■ The problem
Go through the entries below and collect each line with the string "this" in it.

■ Data section
[Start]
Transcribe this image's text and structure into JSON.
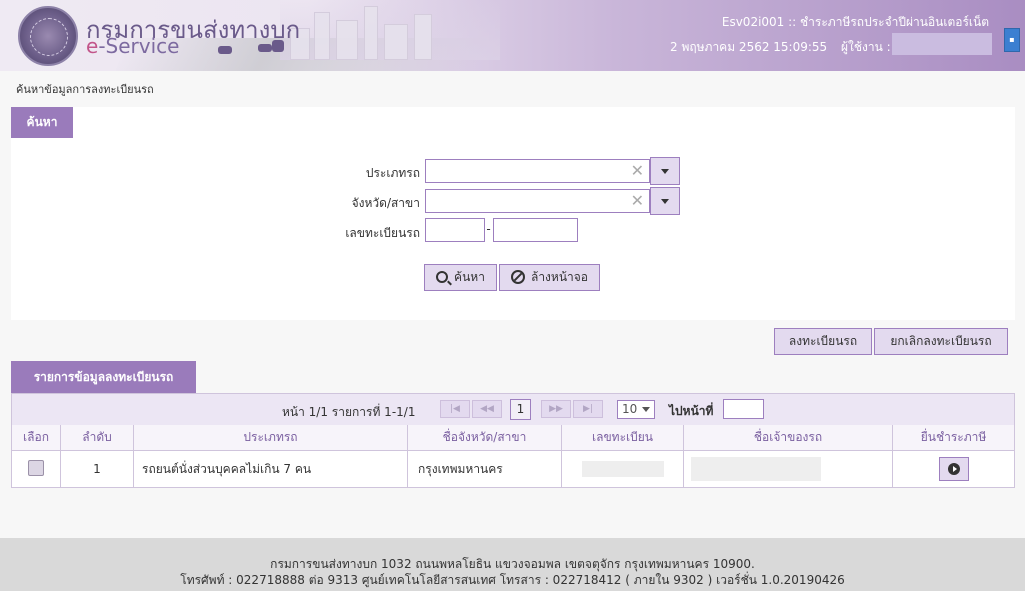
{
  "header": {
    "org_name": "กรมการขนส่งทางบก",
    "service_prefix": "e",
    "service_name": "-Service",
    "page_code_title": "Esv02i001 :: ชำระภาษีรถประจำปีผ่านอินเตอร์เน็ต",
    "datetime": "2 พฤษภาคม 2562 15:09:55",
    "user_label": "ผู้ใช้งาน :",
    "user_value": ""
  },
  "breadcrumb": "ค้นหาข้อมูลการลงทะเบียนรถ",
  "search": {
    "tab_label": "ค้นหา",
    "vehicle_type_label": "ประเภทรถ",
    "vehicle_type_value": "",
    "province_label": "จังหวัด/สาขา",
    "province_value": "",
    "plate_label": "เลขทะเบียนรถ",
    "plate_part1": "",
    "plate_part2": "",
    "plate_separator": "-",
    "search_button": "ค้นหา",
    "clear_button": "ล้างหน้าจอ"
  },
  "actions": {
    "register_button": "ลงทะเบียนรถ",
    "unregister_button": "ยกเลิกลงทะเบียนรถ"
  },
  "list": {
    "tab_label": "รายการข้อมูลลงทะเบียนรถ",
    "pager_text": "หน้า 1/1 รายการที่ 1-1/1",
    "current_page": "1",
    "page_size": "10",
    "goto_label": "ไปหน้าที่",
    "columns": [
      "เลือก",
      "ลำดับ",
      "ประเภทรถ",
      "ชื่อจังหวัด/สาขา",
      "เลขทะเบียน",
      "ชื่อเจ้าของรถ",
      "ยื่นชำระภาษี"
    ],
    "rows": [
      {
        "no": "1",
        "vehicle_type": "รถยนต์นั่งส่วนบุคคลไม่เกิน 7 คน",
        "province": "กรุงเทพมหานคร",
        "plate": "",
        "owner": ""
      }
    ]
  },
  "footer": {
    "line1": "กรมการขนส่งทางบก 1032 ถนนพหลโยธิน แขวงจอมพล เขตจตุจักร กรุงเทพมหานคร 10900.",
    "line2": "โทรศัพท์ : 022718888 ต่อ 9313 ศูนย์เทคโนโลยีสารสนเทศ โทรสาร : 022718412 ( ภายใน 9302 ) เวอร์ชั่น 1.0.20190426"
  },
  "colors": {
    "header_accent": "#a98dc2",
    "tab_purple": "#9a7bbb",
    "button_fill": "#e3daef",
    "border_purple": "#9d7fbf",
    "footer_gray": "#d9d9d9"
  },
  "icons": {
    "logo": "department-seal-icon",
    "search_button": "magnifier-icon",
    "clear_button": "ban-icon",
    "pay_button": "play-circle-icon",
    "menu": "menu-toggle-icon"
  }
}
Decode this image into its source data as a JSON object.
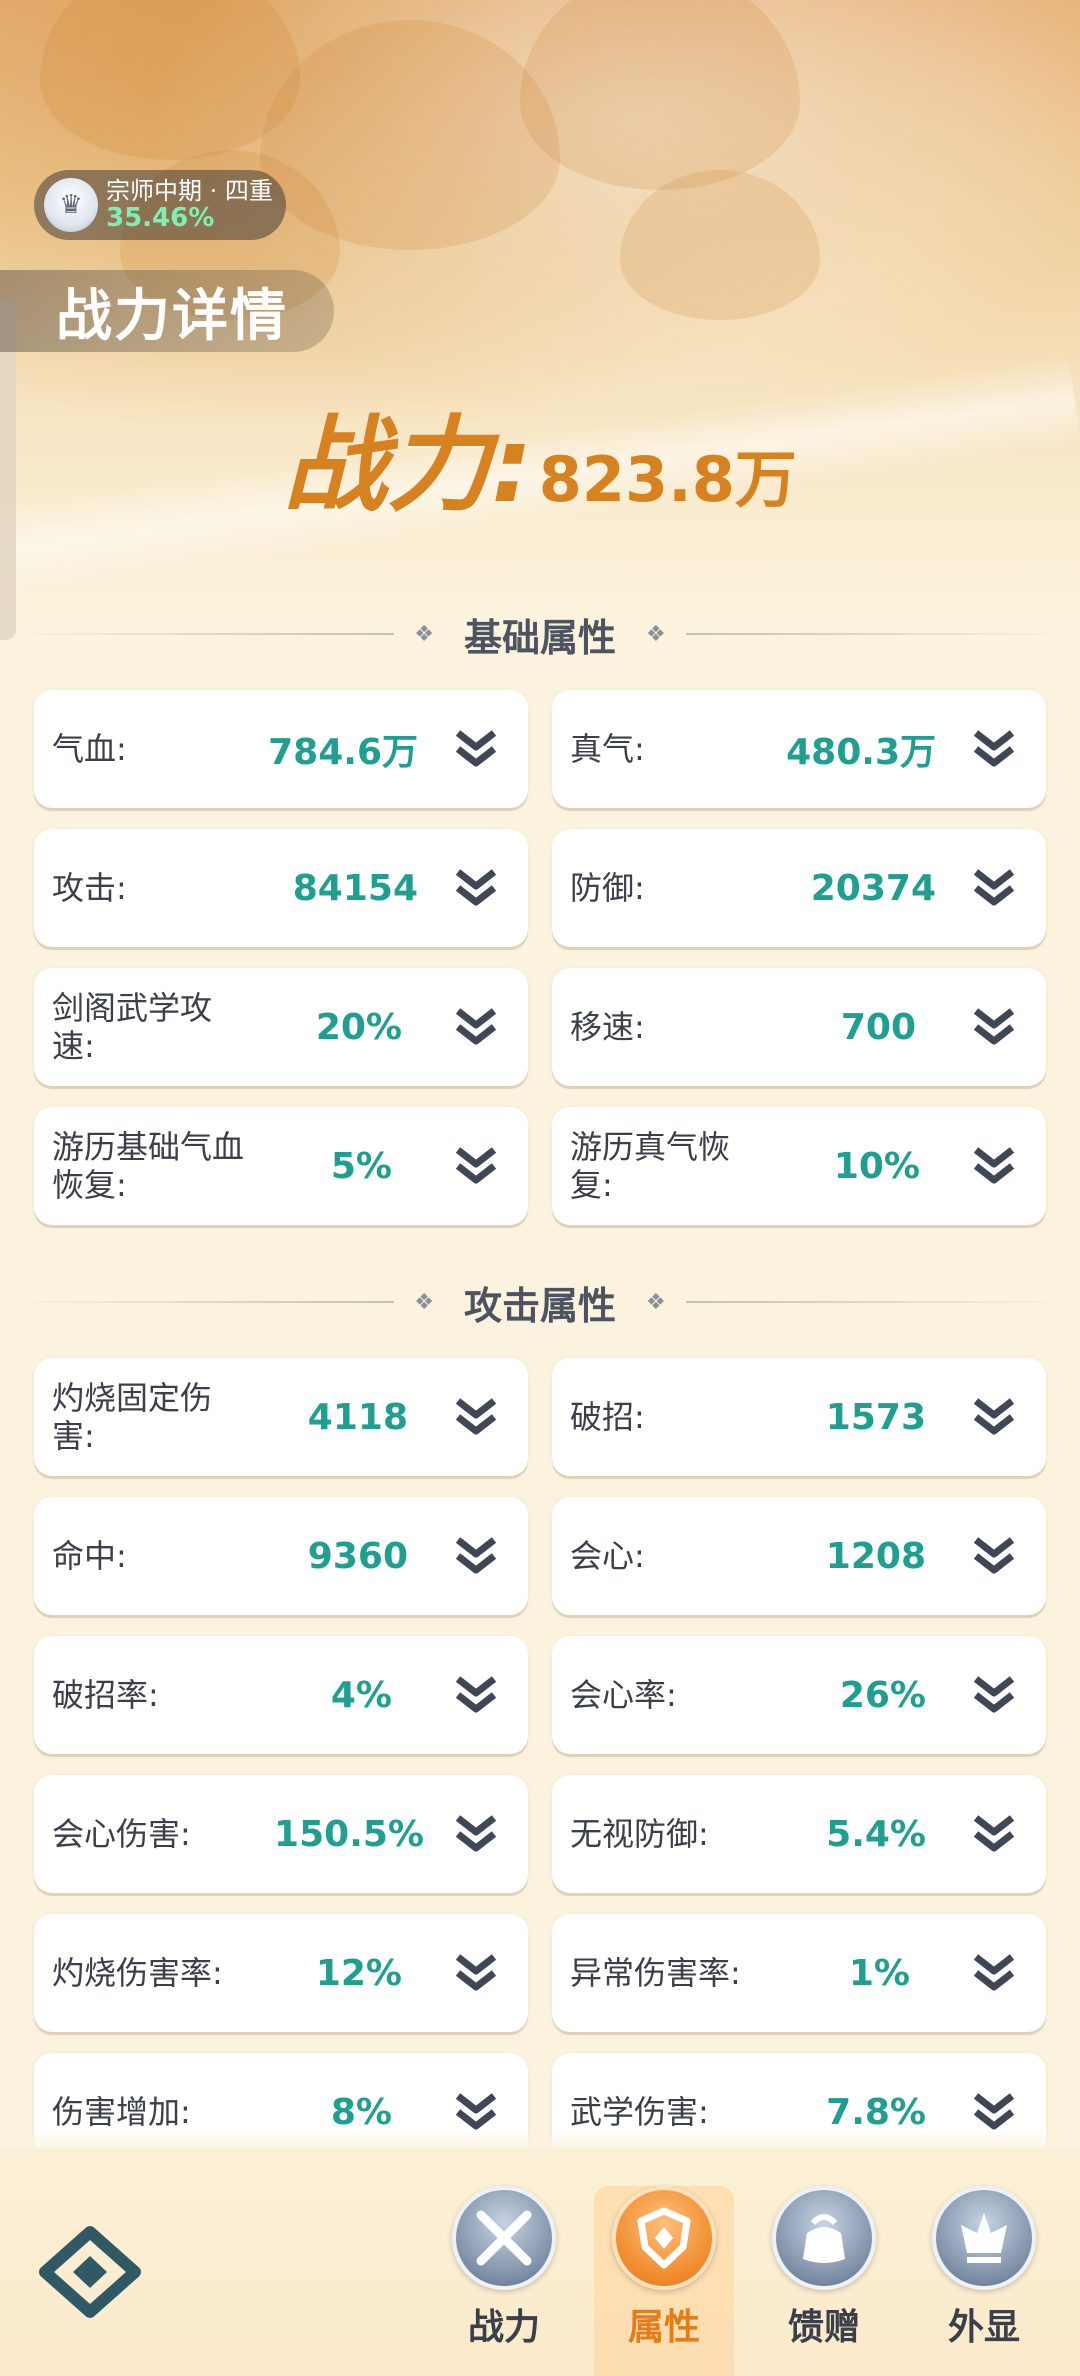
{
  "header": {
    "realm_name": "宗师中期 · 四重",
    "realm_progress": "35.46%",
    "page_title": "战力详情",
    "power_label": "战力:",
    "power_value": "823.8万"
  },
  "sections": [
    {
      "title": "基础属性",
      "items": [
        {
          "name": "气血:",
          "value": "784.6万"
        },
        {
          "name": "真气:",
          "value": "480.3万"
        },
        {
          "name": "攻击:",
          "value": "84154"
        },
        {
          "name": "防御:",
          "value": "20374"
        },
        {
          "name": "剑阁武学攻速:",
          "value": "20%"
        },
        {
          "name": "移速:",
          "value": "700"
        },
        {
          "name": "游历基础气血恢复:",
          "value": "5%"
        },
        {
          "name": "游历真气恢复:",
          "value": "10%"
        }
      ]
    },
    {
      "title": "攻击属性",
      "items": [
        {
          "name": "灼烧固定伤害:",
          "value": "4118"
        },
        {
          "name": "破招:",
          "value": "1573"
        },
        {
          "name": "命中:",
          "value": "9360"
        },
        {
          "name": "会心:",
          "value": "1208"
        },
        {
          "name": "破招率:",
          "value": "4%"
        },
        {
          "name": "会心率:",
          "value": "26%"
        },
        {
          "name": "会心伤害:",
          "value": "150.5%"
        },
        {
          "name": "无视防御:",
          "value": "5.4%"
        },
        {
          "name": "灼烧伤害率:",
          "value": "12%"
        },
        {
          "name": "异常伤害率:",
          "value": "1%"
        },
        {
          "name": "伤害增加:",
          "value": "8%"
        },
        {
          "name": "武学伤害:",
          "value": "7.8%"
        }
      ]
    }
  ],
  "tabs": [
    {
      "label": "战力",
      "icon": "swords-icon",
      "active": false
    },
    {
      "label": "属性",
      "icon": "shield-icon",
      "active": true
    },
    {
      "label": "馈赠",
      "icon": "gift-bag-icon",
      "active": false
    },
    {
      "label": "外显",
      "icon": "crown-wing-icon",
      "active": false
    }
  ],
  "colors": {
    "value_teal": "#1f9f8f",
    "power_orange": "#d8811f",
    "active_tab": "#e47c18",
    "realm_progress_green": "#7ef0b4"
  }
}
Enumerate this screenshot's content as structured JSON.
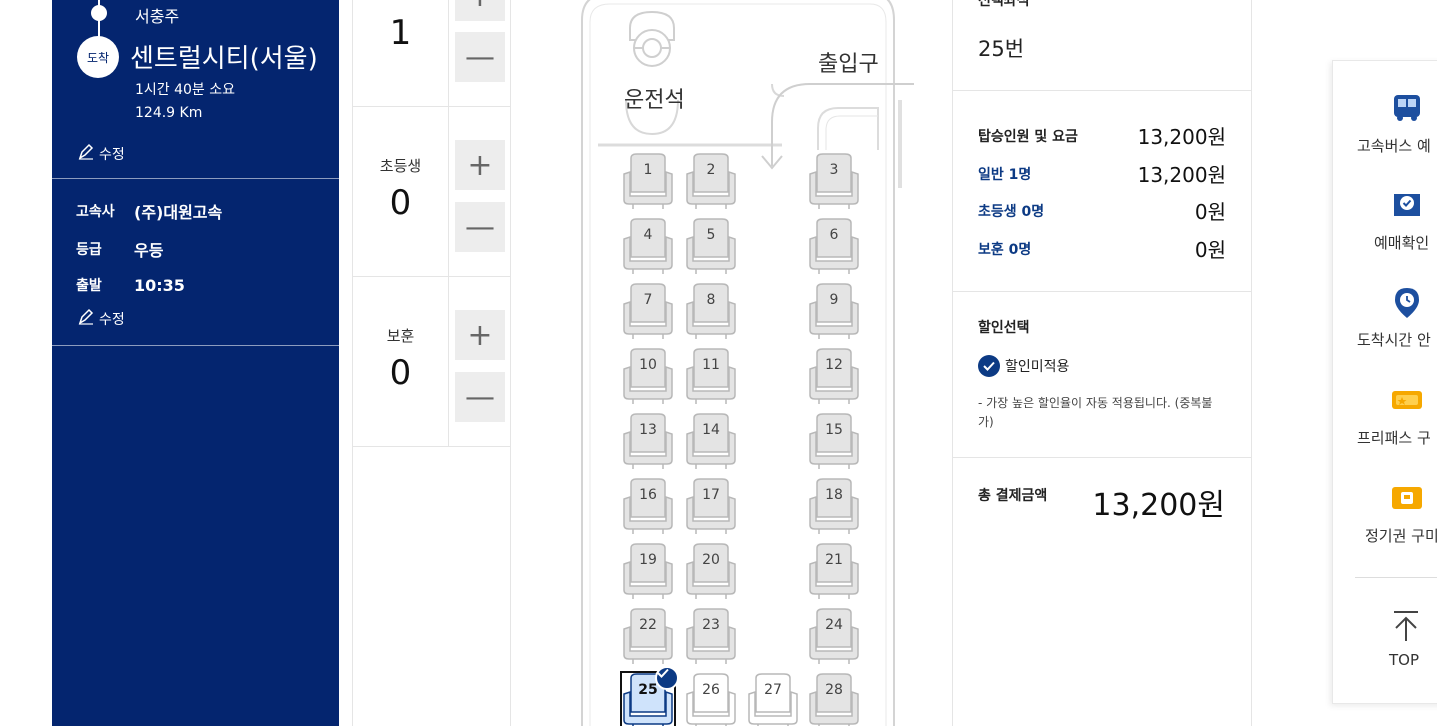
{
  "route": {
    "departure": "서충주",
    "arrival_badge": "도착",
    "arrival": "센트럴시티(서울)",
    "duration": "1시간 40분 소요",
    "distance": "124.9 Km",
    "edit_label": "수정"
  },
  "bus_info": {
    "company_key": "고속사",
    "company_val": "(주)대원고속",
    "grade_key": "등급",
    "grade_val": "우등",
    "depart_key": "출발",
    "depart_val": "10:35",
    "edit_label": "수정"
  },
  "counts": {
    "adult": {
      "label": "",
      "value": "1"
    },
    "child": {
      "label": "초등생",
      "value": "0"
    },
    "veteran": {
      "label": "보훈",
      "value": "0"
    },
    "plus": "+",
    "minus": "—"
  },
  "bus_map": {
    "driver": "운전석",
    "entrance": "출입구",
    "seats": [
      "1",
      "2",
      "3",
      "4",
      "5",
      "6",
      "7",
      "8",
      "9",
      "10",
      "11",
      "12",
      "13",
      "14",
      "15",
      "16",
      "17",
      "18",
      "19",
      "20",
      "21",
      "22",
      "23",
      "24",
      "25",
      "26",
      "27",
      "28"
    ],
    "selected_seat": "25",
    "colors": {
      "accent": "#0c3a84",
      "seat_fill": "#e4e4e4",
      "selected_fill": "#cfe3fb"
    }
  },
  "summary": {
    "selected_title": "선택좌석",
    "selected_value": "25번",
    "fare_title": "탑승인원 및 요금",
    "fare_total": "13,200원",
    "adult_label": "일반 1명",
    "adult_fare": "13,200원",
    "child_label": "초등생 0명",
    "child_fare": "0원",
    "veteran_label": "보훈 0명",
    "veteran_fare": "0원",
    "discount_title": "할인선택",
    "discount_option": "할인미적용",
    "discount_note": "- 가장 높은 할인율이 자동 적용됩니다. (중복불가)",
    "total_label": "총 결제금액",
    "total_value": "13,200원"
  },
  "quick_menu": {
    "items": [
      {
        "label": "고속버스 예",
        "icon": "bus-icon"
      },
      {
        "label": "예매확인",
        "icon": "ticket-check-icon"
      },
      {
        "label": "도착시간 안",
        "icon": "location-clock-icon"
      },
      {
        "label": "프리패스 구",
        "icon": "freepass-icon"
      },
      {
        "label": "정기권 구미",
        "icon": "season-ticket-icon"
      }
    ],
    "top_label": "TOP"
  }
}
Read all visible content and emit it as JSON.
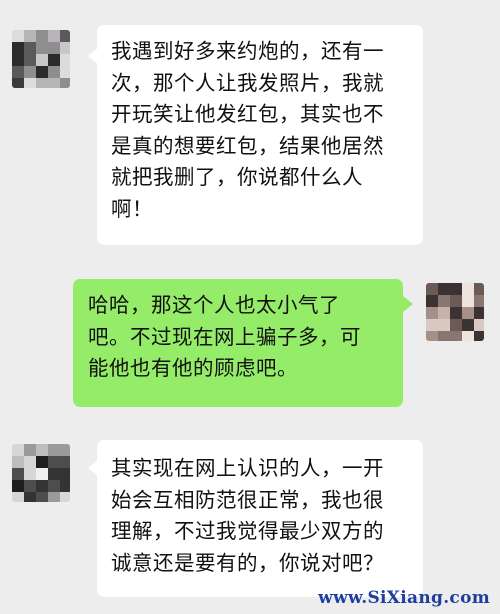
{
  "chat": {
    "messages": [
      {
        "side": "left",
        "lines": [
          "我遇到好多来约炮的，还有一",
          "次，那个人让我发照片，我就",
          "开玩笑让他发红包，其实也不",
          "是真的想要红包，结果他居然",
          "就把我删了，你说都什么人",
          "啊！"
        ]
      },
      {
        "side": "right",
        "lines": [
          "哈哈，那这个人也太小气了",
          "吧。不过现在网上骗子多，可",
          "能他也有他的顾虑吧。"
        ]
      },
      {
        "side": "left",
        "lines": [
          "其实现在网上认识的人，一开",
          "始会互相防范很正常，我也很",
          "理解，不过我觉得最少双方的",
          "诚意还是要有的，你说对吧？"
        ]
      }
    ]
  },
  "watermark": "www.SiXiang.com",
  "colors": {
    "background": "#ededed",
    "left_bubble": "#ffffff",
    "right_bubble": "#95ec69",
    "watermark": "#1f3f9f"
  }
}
[End]
■ Response below
Transcribe this image's text and structure into JSON.
Decode this image into its source data as a JSON object.
Enumerate this screenshot's content as structured JSON.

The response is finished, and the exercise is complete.